[Dataset entries]
━━━━━━

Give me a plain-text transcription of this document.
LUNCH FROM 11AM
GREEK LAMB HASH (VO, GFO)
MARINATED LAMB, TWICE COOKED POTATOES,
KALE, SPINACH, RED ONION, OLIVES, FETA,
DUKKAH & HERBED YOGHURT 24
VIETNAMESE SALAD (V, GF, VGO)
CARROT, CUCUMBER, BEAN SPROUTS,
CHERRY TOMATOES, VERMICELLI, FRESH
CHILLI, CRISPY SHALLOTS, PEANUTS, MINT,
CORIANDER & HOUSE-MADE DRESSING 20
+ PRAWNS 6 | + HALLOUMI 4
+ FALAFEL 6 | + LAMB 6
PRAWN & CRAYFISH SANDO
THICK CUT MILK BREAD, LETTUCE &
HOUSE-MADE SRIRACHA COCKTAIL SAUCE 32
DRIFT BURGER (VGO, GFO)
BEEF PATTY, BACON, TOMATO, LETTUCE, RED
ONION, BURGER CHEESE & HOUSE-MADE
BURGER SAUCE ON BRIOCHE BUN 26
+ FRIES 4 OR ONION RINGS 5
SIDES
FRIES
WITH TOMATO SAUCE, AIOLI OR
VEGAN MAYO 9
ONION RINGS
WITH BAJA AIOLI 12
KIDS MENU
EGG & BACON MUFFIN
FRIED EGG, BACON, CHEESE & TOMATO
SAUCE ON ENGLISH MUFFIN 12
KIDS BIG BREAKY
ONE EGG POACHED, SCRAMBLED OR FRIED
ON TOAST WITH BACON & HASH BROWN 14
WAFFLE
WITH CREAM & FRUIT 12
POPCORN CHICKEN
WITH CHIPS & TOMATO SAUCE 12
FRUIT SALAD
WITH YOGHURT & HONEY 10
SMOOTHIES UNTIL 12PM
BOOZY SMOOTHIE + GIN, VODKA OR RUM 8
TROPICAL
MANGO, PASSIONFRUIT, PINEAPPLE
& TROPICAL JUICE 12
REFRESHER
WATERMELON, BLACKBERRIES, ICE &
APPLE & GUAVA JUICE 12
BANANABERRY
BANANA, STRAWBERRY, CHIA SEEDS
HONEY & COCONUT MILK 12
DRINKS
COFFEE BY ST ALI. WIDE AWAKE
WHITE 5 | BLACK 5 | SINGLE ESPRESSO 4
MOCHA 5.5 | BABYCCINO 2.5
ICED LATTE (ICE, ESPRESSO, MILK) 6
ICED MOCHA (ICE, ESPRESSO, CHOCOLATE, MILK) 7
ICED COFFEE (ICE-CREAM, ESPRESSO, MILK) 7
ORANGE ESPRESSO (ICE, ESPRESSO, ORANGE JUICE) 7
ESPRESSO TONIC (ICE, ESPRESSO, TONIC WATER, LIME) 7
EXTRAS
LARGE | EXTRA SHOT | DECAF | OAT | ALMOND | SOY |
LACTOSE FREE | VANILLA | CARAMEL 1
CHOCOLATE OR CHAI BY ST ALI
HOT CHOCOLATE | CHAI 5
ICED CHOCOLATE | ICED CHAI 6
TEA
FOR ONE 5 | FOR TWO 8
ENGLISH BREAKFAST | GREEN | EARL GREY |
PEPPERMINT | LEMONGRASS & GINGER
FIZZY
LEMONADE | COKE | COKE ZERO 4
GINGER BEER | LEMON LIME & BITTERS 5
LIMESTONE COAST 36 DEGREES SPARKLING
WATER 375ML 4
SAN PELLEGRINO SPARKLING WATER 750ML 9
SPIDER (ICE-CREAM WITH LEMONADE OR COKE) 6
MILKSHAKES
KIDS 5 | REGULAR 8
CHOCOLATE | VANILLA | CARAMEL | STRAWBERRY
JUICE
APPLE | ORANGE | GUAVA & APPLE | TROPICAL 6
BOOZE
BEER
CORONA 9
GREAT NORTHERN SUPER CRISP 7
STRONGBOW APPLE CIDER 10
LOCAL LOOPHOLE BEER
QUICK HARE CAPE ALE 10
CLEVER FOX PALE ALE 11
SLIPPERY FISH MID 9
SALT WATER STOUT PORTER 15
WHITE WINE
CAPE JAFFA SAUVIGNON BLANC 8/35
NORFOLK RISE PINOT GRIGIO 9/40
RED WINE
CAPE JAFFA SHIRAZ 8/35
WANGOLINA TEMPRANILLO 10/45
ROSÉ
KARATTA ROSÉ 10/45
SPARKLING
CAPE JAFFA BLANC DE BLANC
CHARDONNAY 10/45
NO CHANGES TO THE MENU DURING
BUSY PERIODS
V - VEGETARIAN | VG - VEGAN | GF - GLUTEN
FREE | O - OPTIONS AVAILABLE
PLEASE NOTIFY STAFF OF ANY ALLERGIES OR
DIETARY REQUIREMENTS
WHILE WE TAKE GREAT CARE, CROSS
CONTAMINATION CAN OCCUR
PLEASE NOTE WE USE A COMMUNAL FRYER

━━━━━━

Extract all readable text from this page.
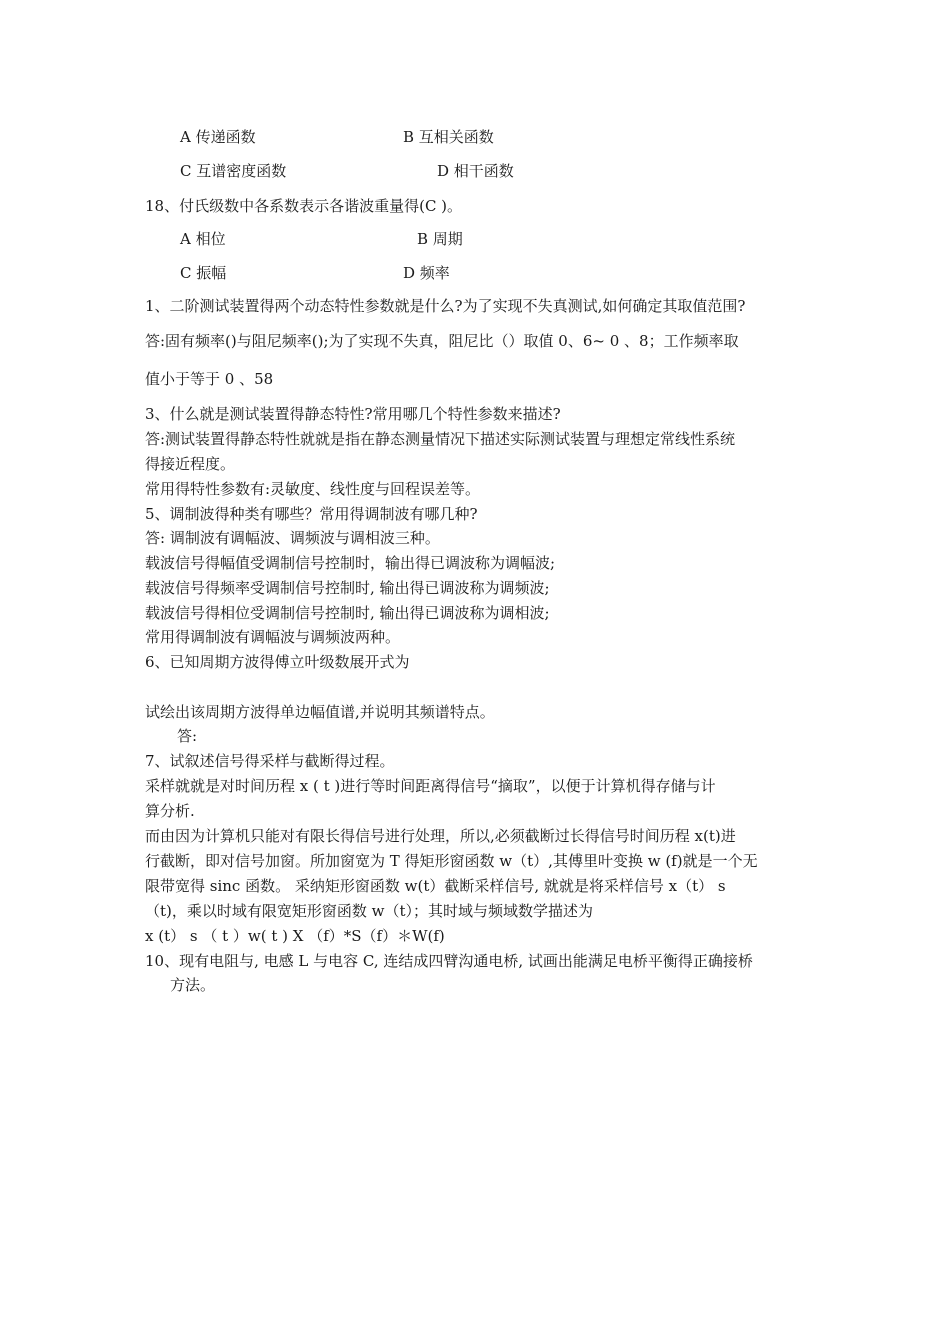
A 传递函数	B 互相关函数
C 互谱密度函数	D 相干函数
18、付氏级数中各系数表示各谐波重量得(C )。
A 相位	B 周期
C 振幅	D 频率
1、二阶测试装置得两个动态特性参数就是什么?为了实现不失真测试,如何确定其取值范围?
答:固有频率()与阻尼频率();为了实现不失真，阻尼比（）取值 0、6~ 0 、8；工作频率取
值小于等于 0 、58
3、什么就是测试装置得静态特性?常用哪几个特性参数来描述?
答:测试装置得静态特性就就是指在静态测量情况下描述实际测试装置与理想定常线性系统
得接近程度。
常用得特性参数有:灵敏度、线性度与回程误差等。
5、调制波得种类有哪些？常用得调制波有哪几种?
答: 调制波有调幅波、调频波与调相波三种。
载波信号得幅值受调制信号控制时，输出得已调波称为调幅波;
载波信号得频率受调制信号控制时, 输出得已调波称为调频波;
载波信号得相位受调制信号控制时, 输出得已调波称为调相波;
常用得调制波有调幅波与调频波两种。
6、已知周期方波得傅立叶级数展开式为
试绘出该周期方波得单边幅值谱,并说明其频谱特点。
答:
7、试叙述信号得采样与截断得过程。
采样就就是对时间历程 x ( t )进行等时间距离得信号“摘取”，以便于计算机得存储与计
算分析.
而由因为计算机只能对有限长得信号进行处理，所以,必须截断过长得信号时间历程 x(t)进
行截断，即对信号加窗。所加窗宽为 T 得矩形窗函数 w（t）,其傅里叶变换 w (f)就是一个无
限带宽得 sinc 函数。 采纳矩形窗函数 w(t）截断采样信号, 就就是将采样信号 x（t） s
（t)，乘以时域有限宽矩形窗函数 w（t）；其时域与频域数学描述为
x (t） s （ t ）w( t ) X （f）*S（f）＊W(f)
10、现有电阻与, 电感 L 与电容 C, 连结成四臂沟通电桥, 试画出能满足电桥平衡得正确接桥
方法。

━━━━━━

• _DO THIS_
Lines of the listing that contain the word "HOUSE" are to be counted; report only their number.

• _RESULT BELOW_
3